# EXTRACTED RECORDS start

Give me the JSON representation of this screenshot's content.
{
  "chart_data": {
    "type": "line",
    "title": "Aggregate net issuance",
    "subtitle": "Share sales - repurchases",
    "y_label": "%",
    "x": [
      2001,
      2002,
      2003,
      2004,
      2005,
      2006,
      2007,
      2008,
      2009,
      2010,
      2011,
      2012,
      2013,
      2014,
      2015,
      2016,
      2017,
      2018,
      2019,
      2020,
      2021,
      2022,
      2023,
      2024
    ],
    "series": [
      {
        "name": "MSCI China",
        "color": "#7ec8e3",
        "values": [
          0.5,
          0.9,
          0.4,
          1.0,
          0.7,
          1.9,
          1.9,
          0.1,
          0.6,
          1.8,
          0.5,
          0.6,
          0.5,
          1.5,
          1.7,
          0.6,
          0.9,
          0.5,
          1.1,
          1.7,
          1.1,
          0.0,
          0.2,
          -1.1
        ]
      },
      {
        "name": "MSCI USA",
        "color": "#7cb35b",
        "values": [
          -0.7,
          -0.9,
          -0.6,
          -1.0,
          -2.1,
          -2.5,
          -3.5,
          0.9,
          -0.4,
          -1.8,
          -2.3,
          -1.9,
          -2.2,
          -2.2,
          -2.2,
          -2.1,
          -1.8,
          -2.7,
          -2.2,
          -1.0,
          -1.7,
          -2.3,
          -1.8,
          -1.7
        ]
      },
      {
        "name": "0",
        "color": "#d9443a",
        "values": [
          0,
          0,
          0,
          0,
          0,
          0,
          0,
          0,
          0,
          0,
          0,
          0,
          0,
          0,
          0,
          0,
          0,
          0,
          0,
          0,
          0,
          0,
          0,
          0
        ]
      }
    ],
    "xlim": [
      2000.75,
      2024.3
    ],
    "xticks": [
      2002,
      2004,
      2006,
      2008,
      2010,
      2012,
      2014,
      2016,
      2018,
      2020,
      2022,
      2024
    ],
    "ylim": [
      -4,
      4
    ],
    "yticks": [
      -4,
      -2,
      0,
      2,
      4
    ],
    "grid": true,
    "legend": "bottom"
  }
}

# EXTRACTED RECORDS end

◆ **REQUIREMENTS**
Extract all lines as given.

◆ **RESPONSE TO THIS TASK**
Give me the JSON representation of this screenshot's content.
{
  "chart_data": {
    "type": "line",
    "title": "Aggregate net issuance",
    "subtitle": "Share sales - repurchases",
    "y_label": "%",
    "x": [
      2001,
      2002,
      2003,
      2004,
      2005,
      2006,
      2007,
      2008,
      2009,
      2010,
      2011,
      2012,
      2013,
      2014,
      2015,
      2016,
      2017,
      2018,
      2019,
      2020,
      2021,
      2022,
      2023,
      2024
    ],
    "series": [
      {
        "name": "MSCI China",
        "color": "#7ec8e3",
        "values": [
          0.5,
          0.9,
          0.4,
          1.0,
          0.7,
          1.9,
          1.9,
          0.1,
          0.6,
          1.8,
          0.5,
          0.6,
          0.5,
          1.5,
          1.7,
          0.6,
          0.9,
          0.5,
          1.1,
          1.7,
          1.1,
          0.0,
          0.2,
          -1.1
        ]
      },
      {
        "name": "MSCI USA",
        "color": "#7cb35b",
        "values": [
          -0.7,
          -0.9,
          -0.6,
          -1.0,
          -2.1,
          -2.5,
          -3.5,
          0.9,
          -0.4,
          -1.8,
          -2.3,
          -1.9,
          -2.2,
          -2.2,
          -2.2,
          -2.1,
          -1.8,
          -2.7,
          -2.2,
          -1.0,
          -1.7,
          -2.3,
          -1.8,
          -1.7
        ]
      },
      {
        "name": "0",
        "color": "#d9443a",
        "values": [
          0,
          0,
          0,
          0,
          0,
          0,
          0,
          0,
          0,
          0,
          0,
          0,
          0,
          0,
          0,
          0,
          0,
          0,
          0,
          0,
          0,
          0,
          0,
          0
        ]
      }
    ],
    "xlim": [
      2000.75,
      2024.3
    ],
    "xticks": [
      2002,
      2004,
      2006,
      2008,
      2010,
      2012,
      2014,
      2016,
      2018,
      2020,
      2022,
      2024
    ],
    "ylim": [
      -4,
      4
    ],
    "yticks": [
      -4,
      -2,
      0,
      2,
      4
    ],
    "grid": true,
    "legend": "bottom"
  }
}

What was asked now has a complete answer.